**EXERCISE DETAILS:** Return the lines beginning at the one that contains "Enumerate this screenshot's" and running to the end of the records, exactly and with nothing else. Omit pictures.

**DATA PROVIDED:**
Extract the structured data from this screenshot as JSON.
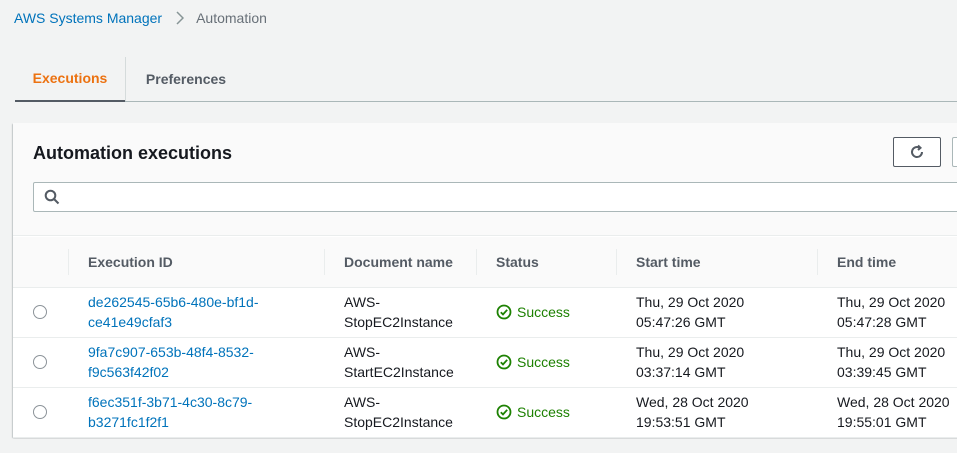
{
  "breadcrumb": {
    "parent": "AWS Systems Manager",
    "current": "Automation"
  },
  "tabs": [
    {
      "label": "Executions"
    },
    {
      "label": "Preferences"
    }
  ],
  "panel": {
    "title": "Automation executions",
    "refresh_icon": "refresh-icon"
  },
  "search": {
    "placeholder": "",
    "icon": "search-icon"
  },
  "table": {
    "columns": [
      "Execution ID",
      "Document name",
      "Status",
      "Start time",
      "End time"
    ],
    "rows": [
      {
        "id_line1": "de262545-65b6-480e-bf1d-",
        "id_line2": "ce41e49cfaf3",
        "doc_line1": "AWS-",
        "doc_line2": "StopEC2Instance",
        "status": "Success",
        "start_line1": "Thu, 29 Oct 2020",
        "start_line2": "05:47:26 GMT",
        "end_line1": "Thu, 29 Oct 2020",
        "end_line2": "05:47:28 GMT"
      },
      {
        "id_line1": "9fa7c907-653b-48f4-8532-",
        "id_line2": "f9c563f42f02",
        "doc_line1": "AWS-",
        "doc_line2": "StartEC2Instance",
        "status": "Success",
        "start_line1": "Thu, 29 Oct 2020",
        "start_line2": "03:37:14 GMT",
        "end_line1": "Thu, 29 Oct 2020",
        "end_line2": "03:39:45 GMT"
      },
      {
        "id_line1": "f6ec351f-3b71-4c30-8c79-",
        "id_line2": "b3271fc1f2f1",
        "doc_line1": "AWS-",
        "doc_line2": "StopEC2Instance",
        "status": "Success",
        "start_line1": "Wed, 28 Oct 2020",
        "start_line2": "19:53:51 GMT",
        "end_line1": "Wed, 28 Oct 2020",
        "end_line2": "19:55:01 GMT"
      }
    ]
  },
  "colors": {
    "link": "#0073bb",
    "active_tab": "#ec7211",
    "success": "#1d8102"
  }
}
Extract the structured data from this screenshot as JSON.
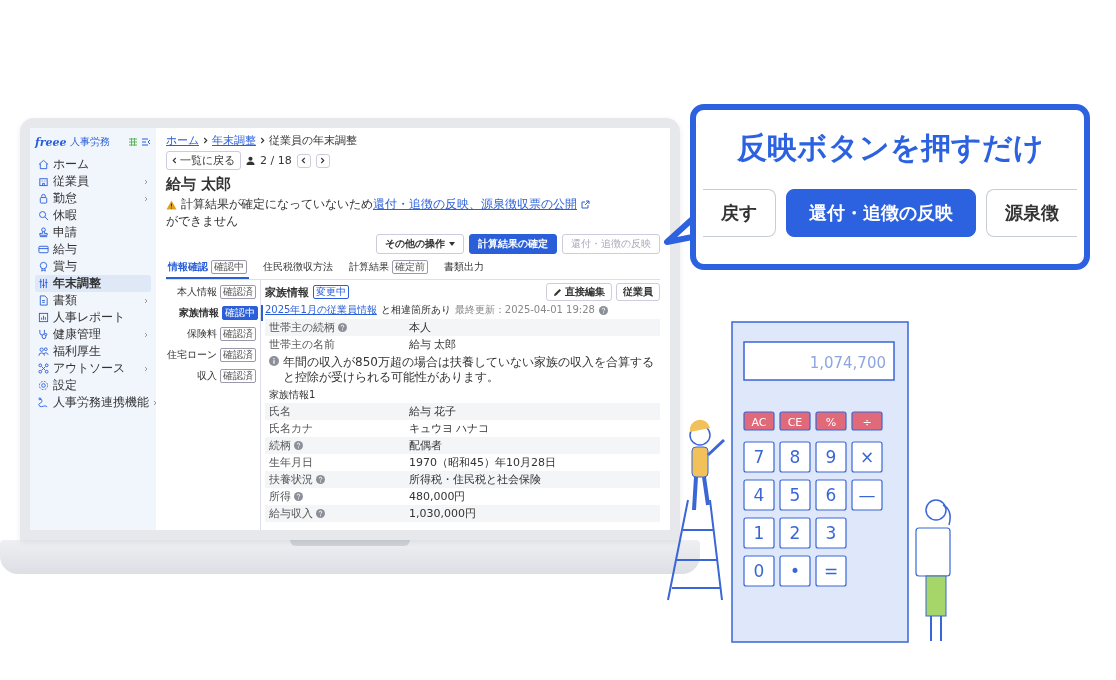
{
  "sidebar": {
    "logo": "freee",
    "product": "人事労務",
    "items": [
      {
        "label": "ホーム",
        "expandable": false,
        "selected": false
      },
      {
        "label": "従業員",
        "expandable": true,
        "selected": false
      },
      {
        "label": "勤怠",
        "expandable": true,
        "selected": false
      },
      {
        "label": "休暇",
        "expandable": false,
        "selected": false
      },
      {
        "label": "申請",
        "expandable": false,
        "selected": false
      },
      {
        "label": "給与",
        "expandable": false,
        "selected": false
      },
      {
        "label": "賞与",
        "expandable": false,
        "selected": false
      },
      {
        "label": "年末調整",
        "expandable": false,
        "selected": true
      },
      {
        "label": "書類",
        "expandable": true,
        "selected": false
      },
      {
        "label": "人事レポート",
        "expandable": false,
        "selected": false
      },
      {
        "label": "健康管理",
        "expandable": true,
        "selected": false
      },
      {
        "label": "福利厚生",
        "expandable": false,
        "selected": false
      },
      {
        "label": "アウトソース",
        "expandable": true,
        "selected": false
      },
      {
        "label": "設定",
        "expandable": false,
        "selected": false
      },
      {
        "label": "人事労務連携機能",
        "expandable": true,
        "selected": false
      }
    ]
  },
  "breadcrumb": [
    {
      "label": "ホーム",
      "link": true
    },
    {
      "label": "年末調整",
      "link": true
    },
    {
      "label": "従業員の年末調整",
      "link": false
    }
  ],
  "pager": {
    "back": "一覧に戻る",
    "position": "2 / 18"
  },
  "employee_name": "給与 太郎",
  "warning": {
    "before": "計算結果が確定になっていないため",
    "link": "還付・追徴の反映、源泉徴収票の公開",
    "after": "ができません"
  },
  "actions": [
    {
      "label": "その他の操作",
      "kind": "menu",
      "disabled": false
    },
    {
      "label": "計算結果の確定",
      "kind": "primary",
      "disabled": false
    },
    {
      "label": "還付・追徴の反映",
      "kind": "plain",
      "disabled": true
    }
  ],
  "tabs": [
    {
      "label": "情報確認",
      "badge": "確認中",
      "selected": true
    },
    {
      "label": "住民税徴収方法",
      "selected": false
    },
    {
      "label": "計算結果",
      "badge": "確定前",
      "selected": false
    },
    {
      "label": "書類出力",
      "selected": false
    }
  ],
  "subnav": [
    {
      "label": "本人情報",
      "badge": "確認済",
      "selected": false
    },
    {
      "label": "家族情報",
      "badge": "確認中",
      "selected": true
    },
    {
      "label": "保険料",
      "badge": "確認済",
      "selected": false
    },
    {
      "label": "住宅ローン",
      "badge": "確認済",
      "selected": false
    },
    {
      "label": "収入",
      "badge": "確認済",
      "selected": false
    }
  ],
  "section": {
    "title": "家族情報",
    "badge": "変更中",
    "link": "2025年1月の従業員情報",
    "note": "と相違箇所あり",
    "updated": "最終更新：2025-04-01 19:28",
    "buttons": [
      {
        "label": "直接編集",
        "kind": "edit"
      },
      {
        "label": "従業員",
        "kind": "plain"
      }
    ],
    "rows": [
      {
        "kind": "field",
        "label": "世帯主の続柄",
        "help": true,
        "value": "本人"
      },
      {
        "kind": "field",
        "label": "世帯主の名前",
        "help": false,
        "value": "給与 太郎"
      },
      {
        "kind": "info",
        "text": "年間の収入が850万超の場合は扶養していない家族の収入を合算すると控除が受けられる可能性があります。"
      },
      {
        "kind": "heading",
        "text": "家族情報1"
      },
      {
        "kind": "field",
        "label": "氏名",
        "help": false,
        "value": "給与 花子"
      },
      {
        "kind": "field",
        "label": "氏名カナ",
        "help": false,
        "value": "キュウヨ ハナコ"
      },
      {
        "kind": "field",
        "label": "続柄",
        "help": true,
        "value": "配偶者"
      },
      {
        "kind": "field",
        "label": "生年月日",
        "help": false,
        "value": "1970（昭和45）年10月28日"
      },
      {
        "kind": "field",
        "label": "扶養状況",
        "help": true,
        "value": "所得税・住民税と社会保険"
      },
      {
        "kind": "field",
        "label": "所得",
        "help": true,
        "value": "480,000円"
      },
      {
        "kind": "field",
        "label": "給与収入",
        "help": true,
        "value": "1,030,000円"
      }
    ]
  },
  "callout": {
    "title": "反映ボタンを押すだけ",
    "buttons": [
      {
        "label": "戻す",
        "kind": "plain"
      },
      {
        "label": "還付・追徴の反映",
        "kind": "primary"
      },
      {
        "label": "源泉徴",
        "kind": "plain"
      }
    ]
  },
  "calculator": {
    "display": "1,074,700",
    "keys": [
      [
        {
          "label": "AC",
          "kind": "function"
        },
        {
          "label": "CE",
          "kind": "function"
        },
        {
          "label": "%",
          "kind": "function"
        },
        {
          "label": "÷",
          "kind": "function"
        }
      ],
      [
        {
          "label": "7",
          "kind": "number"
        },
        {
          "label": "8",
          "kind": "number"
        },
        {
          "label": "9",
          "kind": "number"
        },
        {
          "label": "×",
          "kind": "number"
        }
      ],
      [
        {
          "label": "4",
          "kind": "number"
        },
        {
          "label": "5",
          "kind": "number"
        },
        {
          "label": "6",
          "kind": "number"
        },
        {
          "label": "—",
          "kind": "number"
        }
      ],
      [
        {
          "label": "1",
          "kind": "number"
        },
        {
          "label": "2",
          "kind": "number"
        },
        {
          "label": "3",
          "kind": "number"
        }
      ],
      [
        {
          "label": "0",
          "kind": "number"
        },
        {
          "label": "•",
          "kind": "number"
        },
        {
          "label": "=",
          "kind": "number"
        }
      ]
    ]
  }
}
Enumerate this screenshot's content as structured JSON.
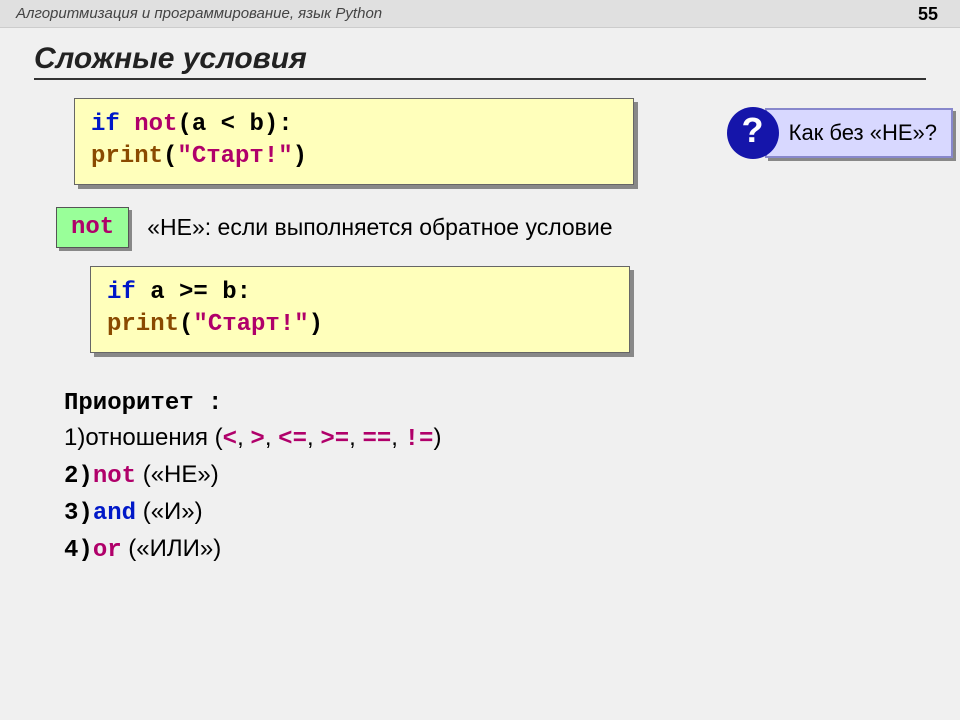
{
  "header": {
    "title": "Алгоритмизация и программирование, язык Python",
    "page": "55"
  },
  "slide": {
    "title": "Сложные условия"
  },
  "code1": {
    "if": "if",
    "not": "not",
    "lp": "(",
    "expr": "a < b",
    "rp": "):",
    "indent": "   ",
    "fn": "print",
    "args_l": "(",
    "args_s": "\"Старт!\"",
    "args_r": ")"
  },
  "callout": {
    "q": "?",
    "text": "Как без «НЕ»?"
  },
  "notline": {
    "badge": "not",
    "desc": "«НЕ»: если выполняется обратное условие"
  },
  "code2": {
    "if": "if",
    "expr": " a >= b:",
    "indent": "   ",
    "fn": "print",
    "args_l": "(",
    "args_s": "\"Старт!\"",
    "args_r": ")"
  },
  "priority": {
    "title": "Приоритет :",
    "l1a": "1)отношения (",
    "l1b": "<",
    "l1c": ", ",
    "l1d": ">",
    "l1e": ", ",
    "l1f": "<=",
    "l1g": ", ",
    "l1h": ">=",
    "l1i": ", ",
    "l1j": "==",
    "l1k": ", ",
    "l1l": "!=",
    "l1m": ")",
    "l2a": "2)",
    "l2b": "not",
    "l2c": " («НЕ»)",
    "l3a": "3)",
    "l3b": "and",
    "l3c": " («И»)",
    "l4a": "4)",
    "l4b": "or",
    "l4c": " («ИЛИ»)"
  }
}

**FINISHED EXERCISE:**
Enumerate this screenshot's content as structured JSON.
{
  "header": {
    "title": "Алгоритмизация и программирование, язык Python",
    "page": "55"
  },
  "slide": {
    "title": "Сложные условия"
  },
  "code1": {
    "if": "if",
    "not": "not",
    "lp": "(",
    "expr": "a < b",
    "rp": "):",
    "indent": "   ",
    "fn": "print",
    "args_l": "(",
    "args_s": "\"Старт!\"",
    "args_r": ")"
  },
  "callout": {
    "q": "?",
    "text": "Как без «НЕ»?"
  },
  "notline": {
    "badge": "not",
    "desc": "«НЕ»: если выполняется обратное условие"
  },
  "code2": {
    "if": "if",
    "expr": " a >= b:",
    "indent": "   ",
    "fn": "print",
    "args_l": "(",
    "args_s": "\"Старт!\"",
    "args_r": ")"
  },
  "priority": {
    "title": "Приоритет :",
    "l1a": "1)отношения (",
    "l1b": "<",
    "l1c": ", ",
    "l1d": ">",
    "l1e": ", ",
    "l1f": "<=",
    "l1g": ", ",
    "l1h": ">=",
    "l1i": ", ",
    "l1j": "==",
    "l1k": ", ",
    "l1l": "!=",
    "l1m": ")",
    "l2a": "2)",
    "l2b": "not",
    "l2c": " («НЕ»)",
    "l3a": "3)",
    "l3b": "and",
    "l3c": " («И»)",
    "l4a": "4)",
    "l4b": "or",
    "l4c": " («ИЛИ»)"
  }
}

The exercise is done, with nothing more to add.